WHAT TO PRODUCE →
The records below are made of lines; count those holding the word "Sales" and give the number only.

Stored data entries
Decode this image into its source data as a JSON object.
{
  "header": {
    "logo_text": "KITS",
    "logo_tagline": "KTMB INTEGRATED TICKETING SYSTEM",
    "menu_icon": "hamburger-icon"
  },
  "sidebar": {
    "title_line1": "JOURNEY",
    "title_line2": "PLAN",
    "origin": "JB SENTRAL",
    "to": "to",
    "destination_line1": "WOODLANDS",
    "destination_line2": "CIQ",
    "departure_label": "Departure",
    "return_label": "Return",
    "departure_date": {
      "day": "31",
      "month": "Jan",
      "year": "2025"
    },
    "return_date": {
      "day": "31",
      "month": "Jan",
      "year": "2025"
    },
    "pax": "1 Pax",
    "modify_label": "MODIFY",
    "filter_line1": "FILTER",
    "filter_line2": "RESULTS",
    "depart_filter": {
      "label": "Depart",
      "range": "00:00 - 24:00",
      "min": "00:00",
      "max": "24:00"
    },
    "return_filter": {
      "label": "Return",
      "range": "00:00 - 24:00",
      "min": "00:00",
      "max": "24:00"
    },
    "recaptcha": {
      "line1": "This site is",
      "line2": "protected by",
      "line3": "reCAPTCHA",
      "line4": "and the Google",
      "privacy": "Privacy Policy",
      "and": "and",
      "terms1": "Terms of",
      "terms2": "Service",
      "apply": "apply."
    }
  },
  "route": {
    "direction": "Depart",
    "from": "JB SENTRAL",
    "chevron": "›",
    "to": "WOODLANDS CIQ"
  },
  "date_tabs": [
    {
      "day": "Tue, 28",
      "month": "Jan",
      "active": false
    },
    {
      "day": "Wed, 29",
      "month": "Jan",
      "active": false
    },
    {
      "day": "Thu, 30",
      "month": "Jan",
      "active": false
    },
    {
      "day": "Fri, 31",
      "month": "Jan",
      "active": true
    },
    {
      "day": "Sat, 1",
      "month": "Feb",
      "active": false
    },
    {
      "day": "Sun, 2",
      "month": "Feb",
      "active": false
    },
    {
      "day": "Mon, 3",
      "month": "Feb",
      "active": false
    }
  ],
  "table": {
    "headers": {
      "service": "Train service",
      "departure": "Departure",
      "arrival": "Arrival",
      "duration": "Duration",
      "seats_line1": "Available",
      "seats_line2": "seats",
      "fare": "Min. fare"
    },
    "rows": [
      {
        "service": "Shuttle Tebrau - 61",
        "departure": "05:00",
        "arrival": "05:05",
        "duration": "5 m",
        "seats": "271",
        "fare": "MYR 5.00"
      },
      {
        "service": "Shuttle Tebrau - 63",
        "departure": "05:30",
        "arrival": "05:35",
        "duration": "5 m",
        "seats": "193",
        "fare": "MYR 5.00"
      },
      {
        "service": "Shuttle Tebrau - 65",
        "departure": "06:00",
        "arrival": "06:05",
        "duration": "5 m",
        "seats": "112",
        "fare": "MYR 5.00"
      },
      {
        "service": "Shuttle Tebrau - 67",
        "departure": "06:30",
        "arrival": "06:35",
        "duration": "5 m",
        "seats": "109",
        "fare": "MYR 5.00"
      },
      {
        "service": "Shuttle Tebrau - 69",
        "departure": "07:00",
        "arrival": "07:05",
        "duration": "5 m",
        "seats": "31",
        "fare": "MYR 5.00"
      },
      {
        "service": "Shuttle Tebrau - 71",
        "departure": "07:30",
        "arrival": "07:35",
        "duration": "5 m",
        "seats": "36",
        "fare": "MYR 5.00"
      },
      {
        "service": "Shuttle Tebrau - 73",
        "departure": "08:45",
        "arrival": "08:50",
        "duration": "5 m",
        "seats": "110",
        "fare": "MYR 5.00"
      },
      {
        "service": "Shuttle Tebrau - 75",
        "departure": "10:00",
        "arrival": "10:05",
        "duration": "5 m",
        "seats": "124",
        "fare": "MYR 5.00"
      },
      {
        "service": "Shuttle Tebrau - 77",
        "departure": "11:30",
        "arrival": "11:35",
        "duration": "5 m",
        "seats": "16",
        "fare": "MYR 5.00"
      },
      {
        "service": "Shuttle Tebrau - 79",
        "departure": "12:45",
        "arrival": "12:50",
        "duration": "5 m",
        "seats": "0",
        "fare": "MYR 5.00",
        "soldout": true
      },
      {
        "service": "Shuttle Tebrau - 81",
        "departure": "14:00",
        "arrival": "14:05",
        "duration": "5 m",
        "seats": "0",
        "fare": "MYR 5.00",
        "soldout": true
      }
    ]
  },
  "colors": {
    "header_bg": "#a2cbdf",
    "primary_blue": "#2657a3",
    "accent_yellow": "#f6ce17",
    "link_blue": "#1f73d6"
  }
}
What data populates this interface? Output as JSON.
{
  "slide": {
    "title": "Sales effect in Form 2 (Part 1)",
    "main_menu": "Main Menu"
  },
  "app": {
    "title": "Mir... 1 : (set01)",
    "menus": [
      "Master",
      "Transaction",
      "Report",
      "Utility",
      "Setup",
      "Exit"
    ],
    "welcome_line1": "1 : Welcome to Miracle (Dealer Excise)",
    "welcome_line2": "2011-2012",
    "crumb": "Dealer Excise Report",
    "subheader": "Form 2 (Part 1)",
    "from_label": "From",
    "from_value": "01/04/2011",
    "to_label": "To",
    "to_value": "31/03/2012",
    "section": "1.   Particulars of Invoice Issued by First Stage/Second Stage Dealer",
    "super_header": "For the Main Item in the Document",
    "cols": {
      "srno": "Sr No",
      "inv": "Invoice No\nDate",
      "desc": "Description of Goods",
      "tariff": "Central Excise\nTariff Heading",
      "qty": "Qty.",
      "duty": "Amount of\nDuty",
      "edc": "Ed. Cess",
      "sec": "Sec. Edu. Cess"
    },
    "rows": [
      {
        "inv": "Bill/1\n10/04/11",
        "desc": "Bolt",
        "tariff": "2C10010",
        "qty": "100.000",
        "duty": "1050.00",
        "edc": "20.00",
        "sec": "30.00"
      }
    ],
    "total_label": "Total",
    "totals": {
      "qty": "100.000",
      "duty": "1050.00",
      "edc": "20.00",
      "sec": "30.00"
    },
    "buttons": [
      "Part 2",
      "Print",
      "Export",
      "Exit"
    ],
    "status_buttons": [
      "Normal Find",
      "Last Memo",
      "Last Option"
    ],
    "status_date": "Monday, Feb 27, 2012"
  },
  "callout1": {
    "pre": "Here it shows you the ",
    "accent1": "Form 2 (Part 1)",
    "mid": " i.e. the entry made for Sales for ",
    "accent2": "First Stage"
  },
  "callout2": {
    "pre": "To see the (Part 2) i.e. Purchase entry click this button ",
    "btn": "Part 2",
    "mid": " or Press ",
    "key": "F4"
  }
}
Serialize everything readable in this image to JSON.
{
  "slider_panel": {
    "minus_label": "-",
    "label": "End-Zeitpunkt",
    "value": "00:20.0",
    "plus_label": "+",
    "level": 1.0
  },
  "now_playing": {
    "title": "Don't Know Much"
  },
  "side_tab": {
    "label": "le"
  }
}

COMPLETED TASK →
2